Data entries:
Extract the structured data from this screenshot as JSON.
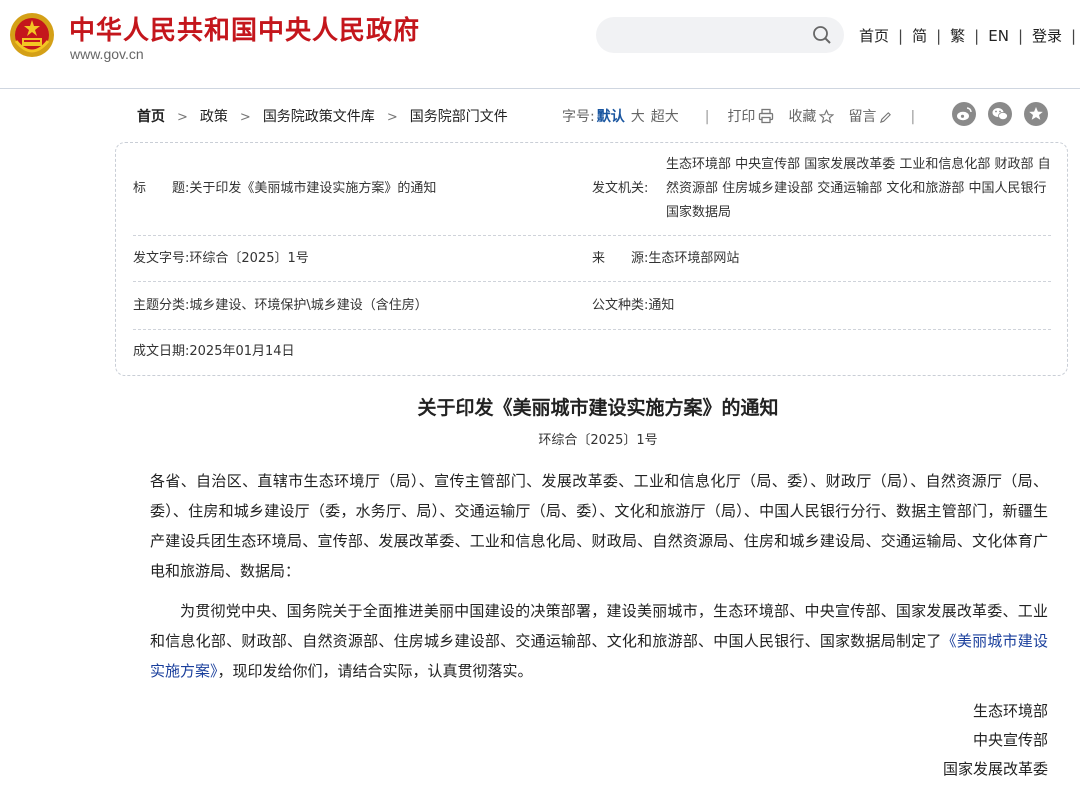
{
  "header": {
    "site_title": "中华人民共和国中央人民政府",
    "site_url": "www.gov.cn",
    "search_placeholder": "",
    "links": [
      "首页",
      "简",
      "繁",
      "EN",
      "登录"
    ]
  },
  "breadcrumb": [
    "首页",
    "政策",
    "国务院政策文件库",
    "国务院部门文件"
  ],
  "toolbar": {
    "font_size_label": "字号:",
    "font_sizes": [
      "默认",
      "大",
      "超大"
    ],
    "print": "打印",
    "favorite": "收藏",
    "comment": "留言"
  },
  "info": {
    "title_key": "标　　题:",
    "title_value": "关于印发《美丽城市建设实施方案》的通知",
    "issuer_key": "发文机关:",
    "issuer_value": "生态环境部 中央宣传部 国家发展改革委 工业和信息化部 财政部 自然资源部 住房城乡建设部 交通运输部 文化和旅游部 中国人民银行 国家数据局",
    "doc_no_key": "发文字号:",
    "doc_no_value": "环综合〔2025〕1号",
    "source_key": "来　　源:",
    "source_value": "生态环境部网站",
    "topic_key": "主题分类:",
    "topic_value": "城乡建设、环境保护\\城乡建设（含住房）",
    "type_key": "公文种类:",
    "type_value": "通知",
    "date_key": "成文日期:",
    "date_value": "2025年01月14日"
  },
  "article": {
    "title": "关于印发《美丽城市建设实施方案》的通知",
    "doc_no": "环综合〔2025〕1号",
    "addressee": "各省、自治区、直辖市生态环境厅（局）、宣传主管部门、发展改革委、工业和信息化厅（局、委）、财政厅（局）、自然资源厅（局、委）、住房和城乡建设厅（委，水务厅、局）、交通运输厅（局、委）、文化和旅游厅（局）、中国人民银行分行、数据主管部门，新疆生产建设兵团生态环境局、宣传部、发展改革委、工业和信息化局、财政局、自然资源局、住房和城乡建设局、交通运输局、文化体育广电和旅游局、数据局：",
    "para_lead": "为贯彻党中央、国务院关于全面推进美丽中国建设的决策部署，建设美丽城市，生态环境部、中央宣传部、国家发展改革委、工业和信息化部、财政部、自然资源部、住房城乡建设部、交通运输部、文化和旅游部、中国人民银行、国家数据局制定了",
    "para_link": "《美丽城市建设实施方案》",
    "para_tail": "，现印发给你们，请结合实际，认真贯彻落实。",
    "signatories": [
      "生态环境部",
      "中央宣传部",
      "国家发展改革委"
    ]
  },
  "colors": {
    "brand_red": "#c4161c",
    "link_blue": "#1a3f9c",
    "active_blue": "#1a56a0"
  },
  "icons": [
    "national-emblem-icon",
    "search-icon",
    "printer-icon",
    "star-icon",
    "pencil-icon",
    "weibo-icon",
    "wechat-icon",
    "favorite-star-icon"
  ]
}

_WHAT YOU SHOULD DO_. Exactly reproduce each record, leaving out any pictures.

_OUTPUT FOR THIS TASK_.
Extract the structured data from this screenshot as JSON.
{
  "header": {
    "site_title": "中华人民共和国中央人民政府",
    "site_url": "www.gov.cn",
    "search_placeholder": "",
    "links": [
      "首页",
      "简",
      "繁",
      "EN",
      "登录"
    ]
  },
  "breadcrumb": [
    "首页",
    "政策",
    "国务院政策文件库",
    "国务院部门文件"
  ],
  "toolbar": {
    "font_size_label": "字号:",
    "font_sizes": [
      "默认",
      "大",
      "超大"
    ],
    "print": "打印",
    "favorite": "收藏",
    "comment": "留言"
  },
  "info": {
    "title_key": "标　　题:",
    "title_value": "关于印发《美丽城市建设实施方案》的通知",
    "issuer_key": "发文机关:",
    "issuer_value": "生态环境部 中央宣传部 国家发展改革委 工业和信息化部 财政部 自然资源部 住房城乡建设部 交通运输部 文化和旅游部 中国人民银行 国家数据局",
    "doc_no_key": "发文字号:",
    "doc_no_value": "环综合〔2025〕1号",
    "source_key": "来　　源:",
    "source_value": "生态环境部网站",
    "topic_key": "主题分类:",
    "topic_value": "城乡建设、环境保护\\城乡建设（含住房）",
    "type_key": "公文种类:",
    "type_value": "通知",
    "date_key": "成文日期:",
    "date_value": "2025年01月14日"
  },
  "article": {
    "title": "关于印发《美丽城市建设实施方案》的通知",
    "doc_no": "环综合〔2025〕1号",
    "addressee": "各省、自治区、直辖市生态环境厅（局）、宣传主管部门、发展改革委、工业和信息化厅（局、委）、财政厅（局）、自然资源厅（局、委）、住房和城乡建设厅（委，水务厅、局）、交通运输厅（局、委）、文化和旅游厅（局）、中国人民银行分行、数据主管部门，新疆生产建设兵团生态环境局、宣传部、发展改革委、工业和信息化局、财政局、自然资源局、住房和城乡建设局、交通运输局、文化体育广电和旅游局、数据局：",
    "para_lead": "为贯彻党中央、国务院关于全面推进美丽中国建设的决策部署，建设美丽城市，生态环境部、中央宣传部、国家发展改革委、工业和信息化部、财政部、自然资源部、住房城乡建设部、交通运输部、文化和旅游部、中国人民银行、国家数据局制定了",
    "para_link": "《美丽城市建设实施方案》",
    "para_tail": "，现印发给你们，请结合实际，认真贯彻落实。",
    "signatories": [
      "生态环境部",
      "中央宣传部",
      "国家发展改革委"
    ]
  },
  "colors": {
    "brand_red": "#c4161c",
    "link_blue": "#1a3f9c",
    "active_blue": "#1a56a0"
  },
  "icons": [
    "national-emblem-icon",
    "search-icon",
    "printer-icon",
    "star-icon",
    "pencil-icon",
    "weibo-icon",
    "wechat-icon",
    "favorite-star-icon"
  ]
}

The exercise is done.